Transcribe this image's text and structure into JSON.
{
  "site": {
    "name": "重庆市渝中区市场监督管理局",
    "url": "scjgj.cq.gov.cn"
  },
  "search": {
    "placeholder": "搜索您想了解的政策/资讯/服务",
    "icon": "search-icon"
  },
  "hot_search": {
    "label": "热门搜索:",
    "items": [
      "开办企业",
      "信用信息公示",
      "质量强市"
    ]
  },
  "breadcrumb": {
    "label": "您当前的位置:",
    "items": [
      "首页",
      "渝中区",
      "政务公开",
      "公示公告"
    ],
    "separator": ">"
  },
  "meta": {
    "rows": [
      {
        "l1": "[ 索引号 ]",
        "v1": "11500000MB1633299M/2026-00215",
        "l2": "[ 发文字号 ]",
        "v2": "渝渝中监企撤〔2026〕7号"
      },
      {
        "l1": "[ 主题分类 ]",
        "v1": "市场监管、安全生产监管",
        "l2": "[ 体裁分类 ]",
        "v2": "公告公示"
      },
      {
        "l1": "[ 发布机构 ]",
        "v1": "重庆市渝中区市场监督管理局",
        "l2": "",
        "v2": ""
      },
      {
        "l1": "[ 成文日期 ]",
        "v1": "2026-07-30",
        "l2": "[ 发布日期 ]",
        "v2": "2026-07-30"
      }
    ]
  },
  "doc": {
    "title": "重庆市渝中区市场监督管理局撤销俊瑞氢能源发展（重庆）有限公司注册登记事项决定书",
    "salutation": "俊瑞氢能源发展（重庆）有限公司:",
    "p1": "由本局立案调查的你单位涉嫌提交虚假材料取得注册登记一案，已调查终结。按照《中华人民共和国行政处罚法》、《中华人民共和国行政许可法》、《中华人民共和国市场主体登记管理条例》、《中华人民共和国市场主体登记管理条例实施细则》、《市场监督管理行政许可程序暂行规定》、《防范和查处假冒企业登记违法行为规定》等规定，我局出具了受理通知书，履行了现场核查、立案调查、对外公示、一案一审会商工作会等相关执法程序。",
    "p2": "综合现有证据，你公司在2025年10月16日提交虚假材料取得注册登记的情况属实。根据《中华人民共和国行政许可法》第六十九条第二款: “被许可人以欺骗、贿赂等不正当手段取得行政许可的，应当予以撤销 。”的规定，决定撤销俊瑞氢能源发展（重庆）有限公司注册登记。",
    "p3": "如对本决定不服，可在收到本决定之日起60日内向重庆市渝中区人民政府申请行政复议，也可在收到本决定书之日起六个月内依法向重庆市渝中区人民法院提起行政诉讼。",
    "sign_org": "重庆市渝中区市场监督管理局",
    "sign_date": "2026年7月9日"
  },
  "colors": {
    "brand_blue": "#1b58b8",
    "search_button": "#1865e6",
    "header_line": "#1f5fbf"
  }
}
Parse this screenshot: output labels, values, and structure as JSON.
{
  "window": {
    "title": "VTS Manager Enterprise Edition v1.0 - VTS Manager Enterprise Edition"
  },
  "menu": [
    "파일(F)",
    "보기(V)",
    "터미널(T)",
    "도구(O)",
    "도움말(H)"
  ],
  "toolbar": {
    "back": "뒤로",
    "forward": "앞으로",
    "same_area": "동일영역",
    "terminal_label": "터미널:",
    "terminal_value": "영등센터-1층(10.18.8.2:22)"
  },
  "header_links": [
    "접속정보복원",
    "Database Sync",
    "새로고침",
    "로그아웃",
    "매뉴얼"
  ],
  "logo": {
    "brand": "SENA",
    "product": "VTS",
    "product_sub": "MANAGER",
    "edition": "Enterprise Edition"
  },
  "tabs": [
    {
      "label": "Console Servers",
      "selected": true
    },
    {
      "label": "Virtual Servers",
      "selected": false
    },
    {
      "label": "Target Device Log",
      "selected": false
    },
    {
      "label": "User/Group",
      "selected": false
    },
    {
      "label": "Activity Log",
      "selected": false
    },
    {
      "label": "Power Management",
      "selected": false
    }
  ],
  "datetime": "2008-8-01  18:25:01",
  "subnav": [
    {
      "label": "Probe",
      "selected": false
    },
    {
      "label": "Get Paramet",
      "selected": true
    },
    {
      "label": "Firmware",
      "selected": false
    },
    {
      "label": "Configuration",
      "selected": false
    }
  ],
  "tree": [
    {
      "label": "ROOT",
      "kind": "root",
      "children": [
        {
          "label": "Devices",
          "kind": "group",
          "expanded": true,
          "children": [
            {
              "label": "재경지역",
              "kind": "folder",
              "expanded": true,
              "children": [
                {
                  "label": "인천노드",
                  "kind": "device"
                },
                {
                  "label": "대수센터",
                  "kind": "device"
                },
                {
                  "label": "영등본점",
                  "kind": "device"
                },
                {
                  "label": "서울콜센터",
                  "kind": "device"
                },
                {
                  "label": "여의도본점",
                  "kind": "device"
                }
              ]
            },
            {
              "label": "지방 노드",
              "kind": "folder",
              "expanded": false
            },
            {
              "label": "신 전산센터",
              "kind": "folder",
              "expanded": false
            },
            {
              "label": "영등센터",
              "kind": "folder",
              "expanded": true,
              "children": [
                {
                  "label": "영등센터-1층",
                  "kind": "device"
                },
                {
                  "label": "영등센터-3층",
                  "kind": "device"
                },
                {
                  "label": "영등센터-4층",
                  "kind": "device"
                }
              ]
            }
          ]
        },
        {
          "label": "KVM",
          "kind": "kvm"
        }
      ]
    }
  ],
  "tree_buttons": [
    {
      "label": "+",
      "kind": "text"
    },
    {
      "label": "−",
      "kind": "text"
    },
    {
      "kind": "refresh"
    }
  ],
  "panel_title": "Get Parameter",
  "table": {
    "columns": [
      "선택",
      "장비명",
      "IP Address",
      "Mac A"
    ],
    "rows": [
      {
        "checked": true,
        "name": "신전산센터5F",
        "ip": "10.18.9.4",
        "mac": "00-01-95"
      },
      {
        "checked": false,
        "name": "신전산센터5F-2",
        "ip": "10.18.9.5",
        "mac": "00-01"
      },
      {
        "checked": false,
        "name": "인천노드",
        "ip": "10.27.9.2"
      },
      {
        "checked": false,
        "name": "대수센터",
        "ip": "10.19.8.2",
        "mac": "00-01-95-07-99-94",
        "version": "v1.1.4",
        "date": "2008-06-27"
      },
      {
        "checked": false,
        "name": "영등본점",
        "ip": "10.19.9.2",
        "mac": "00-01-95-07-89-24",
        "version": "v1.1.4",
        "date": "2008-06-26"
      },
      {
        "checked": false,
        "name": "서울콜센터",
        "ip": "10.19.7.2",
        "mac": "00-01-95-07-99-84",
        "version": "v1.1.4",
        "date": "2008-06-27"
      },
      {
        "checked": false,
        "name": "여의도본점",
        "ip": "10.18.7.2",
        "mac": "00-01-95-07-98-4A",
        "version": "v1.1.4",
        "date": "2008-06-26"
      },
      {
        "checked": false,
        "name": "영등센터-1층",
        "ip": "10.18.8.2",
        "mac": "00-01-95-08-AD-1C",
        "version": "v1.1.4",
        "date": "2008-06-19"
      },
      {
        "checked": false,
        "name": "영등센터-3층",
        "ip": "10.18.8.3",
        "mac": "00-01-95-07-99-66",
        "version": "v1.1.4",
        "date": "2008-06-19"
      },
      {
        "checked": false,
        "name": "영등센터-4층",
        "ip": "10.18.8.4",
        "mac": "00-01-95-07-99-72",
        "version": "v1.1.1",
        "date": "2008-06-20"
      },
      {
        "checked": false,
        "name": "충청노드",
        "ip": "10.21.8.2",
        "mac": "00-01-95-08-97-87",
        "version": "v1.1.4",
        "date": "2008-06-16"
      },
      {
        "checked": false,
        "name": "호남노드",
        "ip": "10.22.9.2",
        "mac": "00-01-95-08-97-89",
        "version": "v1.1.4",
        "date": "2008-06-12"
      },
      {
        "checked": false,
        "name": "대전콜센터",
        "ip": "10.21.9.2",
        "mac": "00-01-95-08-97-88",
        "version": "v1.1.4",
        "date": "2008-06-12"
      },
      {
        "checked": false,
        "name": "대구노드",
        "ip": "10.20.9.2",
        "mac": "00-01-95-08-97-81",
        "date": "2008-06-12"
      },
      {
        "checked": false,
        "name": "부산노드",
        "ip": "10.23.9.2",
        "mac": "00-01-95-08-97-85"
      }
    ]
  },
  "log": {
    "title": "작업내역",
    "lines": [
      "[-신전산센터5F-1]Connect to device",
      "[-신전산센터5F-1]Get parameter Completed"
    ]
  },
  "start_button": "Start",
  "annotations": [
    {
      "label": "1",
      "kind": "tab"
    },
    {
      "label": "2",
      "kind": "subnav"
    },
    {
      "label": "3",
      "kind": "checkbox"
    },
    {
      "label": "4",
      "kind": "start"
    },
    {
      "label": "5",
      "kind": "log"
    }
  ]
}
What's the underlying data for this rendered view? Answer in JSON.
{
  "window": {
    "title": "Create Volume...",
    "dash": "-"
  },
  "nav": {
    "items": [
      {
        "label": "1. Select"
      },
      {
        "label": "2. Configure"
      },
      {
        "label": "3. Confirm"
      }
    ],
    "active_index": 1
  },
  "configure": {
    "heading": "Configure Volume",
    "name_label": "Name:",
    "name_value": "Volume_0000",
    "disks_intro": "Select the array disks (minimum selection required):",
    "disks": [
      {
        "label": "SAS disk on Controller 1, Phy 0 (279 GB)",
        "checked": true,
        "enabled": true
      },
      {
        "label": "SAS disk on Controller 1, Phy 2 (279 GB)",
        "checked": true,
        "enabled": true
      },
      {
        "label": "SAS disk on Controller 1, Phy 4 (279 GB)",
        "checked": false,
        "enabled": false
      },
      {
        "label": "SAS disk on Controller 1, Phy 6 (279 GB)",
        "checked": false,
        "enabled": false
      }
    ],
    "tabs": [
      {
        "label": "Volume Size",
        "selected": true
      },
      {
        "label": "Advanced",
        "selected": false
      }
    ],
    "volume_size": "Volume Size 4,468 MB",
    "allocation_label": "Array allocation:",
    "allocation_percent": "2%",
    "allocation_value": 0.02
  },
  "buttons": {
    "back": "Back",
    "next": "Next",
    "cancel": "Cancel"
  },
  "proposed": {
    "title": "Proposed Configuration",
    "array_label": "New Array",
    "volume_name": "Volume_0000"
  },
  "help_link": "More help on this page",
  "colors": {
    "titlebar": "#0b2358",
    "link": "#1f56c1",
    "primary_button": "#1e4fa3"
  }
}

◆ ◆ ◆ ◆ ◆

> INSTRUCTION
Which lines run from the one containing "What's the underlying" to the end of the entries above? Quote exactly those, and only those.

> OUTPUT FOR THIS TASK
What's the underlying data for this rendered view? Answer in JSON.
{
  "window": {
    "title": "Create Volume...",
    "dash": "-"
  },
  "nav": {
    "items": [
      {
        "label": "1. Select"
      },
      {
        "label": "2. Configure"
      },
      {
        "label": "3. Confirm"
      }
    ],
    "active_index": 1
  },
  "configure": {
    "heading": "Configure Volume",
    "name_label": "Name:",
    "name_value": "Volume_0000",
    "disks_intro": "Select the array disks (minimum selection required):",
    "disks": [
      {
        "label": "SAS disk on Controller 1, Phy 0 (279 GB)",
        "checked": true,
        "enabled": true
      },
      {
        "label": "SAS disk on Controller 1, Phy 2 (279 GB)",
        "checked": true,
        "enabled": true
      },
      {
        "label": "SAS disk on Controller 1, Phy 4 (279 GB)",
        "checked": false,
        "enabled": false
      },
      {
        "label": "SAS disk on Controller 1, Phy 6 (279 GB)",
        "checked": false,
        "enabled": false
      }
    ],
    "tabs": [
      {
        "label": "Volume Size",
        "selected": true
      },
      {
        "label": "Advanced",
        "selected": false
      }
    ],
    "volume_size": "Volume Size 4,468 MB",
    "allocation_label": "Array allocation:",
    "allocation_percent": "2%",
    "allocation_value": 0.02
  },
  "buttons": {
    "back": "Back",
    "next": "Next",
    "cancel": "Cancel"
  },
  "proposed": {
    "title": "Proposed Configuration",
    "array_label": "New Array",
    "volume_name": "Volume_0000"
  },
  "help_link": "More help on this page",
  "colors": {
    "titlebar": "#0b2358",
    "link": "#1f56c1",
    "primary_button": "#1e4fa3"
  }
}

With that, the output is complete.